* [Passage provided]:
════════
World War II soldier and photojournalist Tony Vaccaro took most of his images with an Argus C3, even developing the images in soldiers' helmets. Duane Michals used a C3 to make double exposures. Helen K. Garber's father, Alex Kolikow, taught her how to shoot with his Argus C3. A C3 used by U.S. President Jimmy Carter is on display at the Jimmy Carter Library and Museum in Atlanta.

==In popular culture==
The C3 has frequently appeared in film. It was the camera used by Spy Magazine photographer Elizabeth Imbrie (Ruth Hussey) in The Philadelphia Story (1940); by Claire Dodd in the 1941 Abbott and Costello film In The Navy ; by Max Showalter in the 1953 film Niagara ; and by Polly Perkins (Gwyneth Paltrow) in Sky Captain and the World of Tomorrow (2004).

A C3 appears prominently in the 1991 music video "Into The Great Wide Open" by Tom Petty and the Heartbreakers. A C3 Matchmatic was used by Colin Creevey in the 2002 film Harry Potter and the Chamber of Secrets. A C3 is the first camera used by Therese (Rooney Mara) in the 2015 film Carol. It
also appears in the fifth episode of the second season of The Terror: Infamy, and the 2018 war horror film Overlord. It appears as a craftable weapon in the online action role-playing game Fallout 76 under the name "ProSnap Deluxe camera".
════════
* [Records]:

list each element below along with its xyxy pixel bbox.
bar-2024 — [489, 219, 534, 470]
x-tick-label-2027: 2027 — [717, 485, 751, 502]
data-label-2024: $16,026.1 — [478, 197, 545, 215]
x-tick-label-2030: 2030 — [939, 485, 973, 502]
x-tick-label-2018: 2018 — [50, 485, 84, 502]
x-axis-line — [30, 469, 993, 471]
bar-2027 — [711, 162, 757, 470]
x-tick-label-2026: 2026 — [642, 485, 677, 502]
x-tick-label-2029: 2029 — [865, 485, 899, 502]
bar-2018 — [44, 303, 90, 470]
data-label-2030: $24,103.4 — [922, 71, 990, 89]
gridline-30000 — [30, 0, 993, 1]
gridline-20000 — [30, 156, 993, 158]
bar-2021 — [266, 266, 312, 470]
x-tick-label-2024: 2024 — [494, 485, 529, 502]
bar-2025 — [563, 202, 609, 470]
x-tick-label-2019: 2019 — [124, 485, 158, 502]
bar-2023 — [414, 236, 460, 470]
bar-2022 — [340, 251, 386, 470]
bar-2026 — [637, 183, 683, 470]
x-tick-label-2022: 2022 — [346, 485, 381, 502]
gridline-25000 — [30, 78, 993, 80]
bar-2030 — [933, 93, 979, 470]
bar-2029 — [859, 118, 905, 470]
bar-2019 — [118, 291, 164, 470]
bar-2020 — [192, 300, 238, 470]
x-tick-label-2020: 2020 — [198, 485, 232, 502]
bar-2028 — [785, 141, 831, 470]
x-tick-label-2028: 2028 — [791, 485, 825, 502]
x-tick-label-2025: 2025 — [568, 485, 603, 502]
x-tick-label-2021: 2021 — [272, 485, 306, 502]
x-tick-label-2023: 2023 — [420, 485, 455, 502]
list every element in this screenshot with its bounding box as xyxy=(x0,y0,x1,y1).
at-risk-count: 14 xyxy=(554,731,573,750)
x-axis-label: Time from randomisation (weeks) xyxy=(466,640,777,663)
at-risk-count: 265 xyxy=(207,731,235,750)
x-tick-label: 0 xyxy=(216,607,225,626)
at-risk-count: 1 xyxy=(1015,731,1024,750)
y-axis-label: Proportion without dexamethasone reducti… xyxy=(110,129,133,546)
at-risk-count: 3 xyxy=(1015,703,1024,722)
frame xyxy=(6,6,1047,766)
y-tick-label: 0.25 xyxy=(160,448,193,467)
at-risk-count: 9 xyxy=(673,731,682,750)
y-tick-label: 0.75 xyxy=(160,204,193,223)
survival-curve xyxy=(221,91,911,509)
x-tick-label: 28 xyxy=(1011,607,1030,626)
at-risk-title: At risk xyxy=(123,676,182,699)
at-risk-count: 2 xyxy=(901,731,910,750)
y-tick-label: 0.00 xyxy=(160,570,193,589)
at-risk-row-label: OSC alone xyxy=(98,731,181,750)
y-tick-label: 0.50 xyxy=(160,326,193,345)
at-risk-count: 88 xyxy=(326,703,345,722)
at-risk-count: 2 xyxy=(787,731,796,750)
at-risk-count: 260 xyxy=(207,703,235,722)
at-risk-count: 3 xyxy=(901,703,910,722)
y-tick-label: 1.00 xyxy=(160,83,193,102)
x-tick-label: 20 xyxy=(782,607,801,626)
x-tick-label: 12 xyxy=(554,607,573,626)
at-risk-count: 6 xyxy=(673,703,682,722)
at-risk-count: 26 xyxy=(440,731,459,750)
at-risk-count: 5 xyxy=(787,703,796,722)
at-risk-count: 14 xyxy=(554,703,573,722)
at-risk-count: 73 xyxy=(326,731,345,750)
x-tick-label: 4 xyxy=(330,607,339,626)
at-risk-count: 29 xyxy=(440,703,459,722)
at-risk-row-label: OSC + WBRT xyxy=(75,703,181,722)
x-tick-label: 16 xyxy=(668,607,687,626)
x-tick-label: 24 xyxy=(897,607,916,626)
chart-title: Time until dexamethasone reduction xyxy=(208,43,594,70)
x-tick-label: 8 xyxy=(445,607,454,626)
════════
* [Things to do]:
A: Answer these from the Argus C3 passage:
(i) Who taught Helen K. Garber to shoot with an Argus C3?
(ii) In which 1940 film does the character Elizabeth Imbrie use a C3?
(iii) Under what name does the camera appear in Fallout 76?
B: Rewrite the part of the Argus C3 passage that opens with the words containing "World War II" and closes with "of Tomorrow (2004).", replacing "double exposures" with "multiple exposures".
C: Translate this sentence from the Argus C3 passage into Spanish: "A C3 used by U.S. President Jimmy Carter is on display at the Jimmy Carter Library and Museum in Atlanta."

* [Answers for each item]:
A:
(i) Her father, Alex Kolikow.
(ii) The Philadelphia Story.
(iii) "ProSnap Deluxe camera".

B:
World War II soldier and photojournalist Tony Vaccaro took most of his images with an Argus C3, even developing the images in soldiers' helmets. Duane Michals used a C3 to make multiple exposures. Helen K. Garber's father, Alex Kolikow, taught her how to shoot with his Argus C3. A C3 used by U.S. President Jimmy Carter is on display at the Jimmy Carter Library and Museum in Atlanta.

==In popular culture==
The C3 has frequently appeared in film. It was the camera used by Spy Magazine photographer Elizabeth Imbrie (Ruth Hussey) in The Philadelphia Story (1940); by Claire Dodd in the 1941 Abbott and Costello film In The Navy ; by Max Showalter in the 1953 film Niagara ; and by Polly Perkins (Gwyneth Paltrow) in Sky Captain and the World of Tomorrow (2004).

C: Una C3 utilizada por el presidente estadounidense Jimmy Carter se exhibe en la Biblioteca y Museo Jimmy Carter, en Atlanta.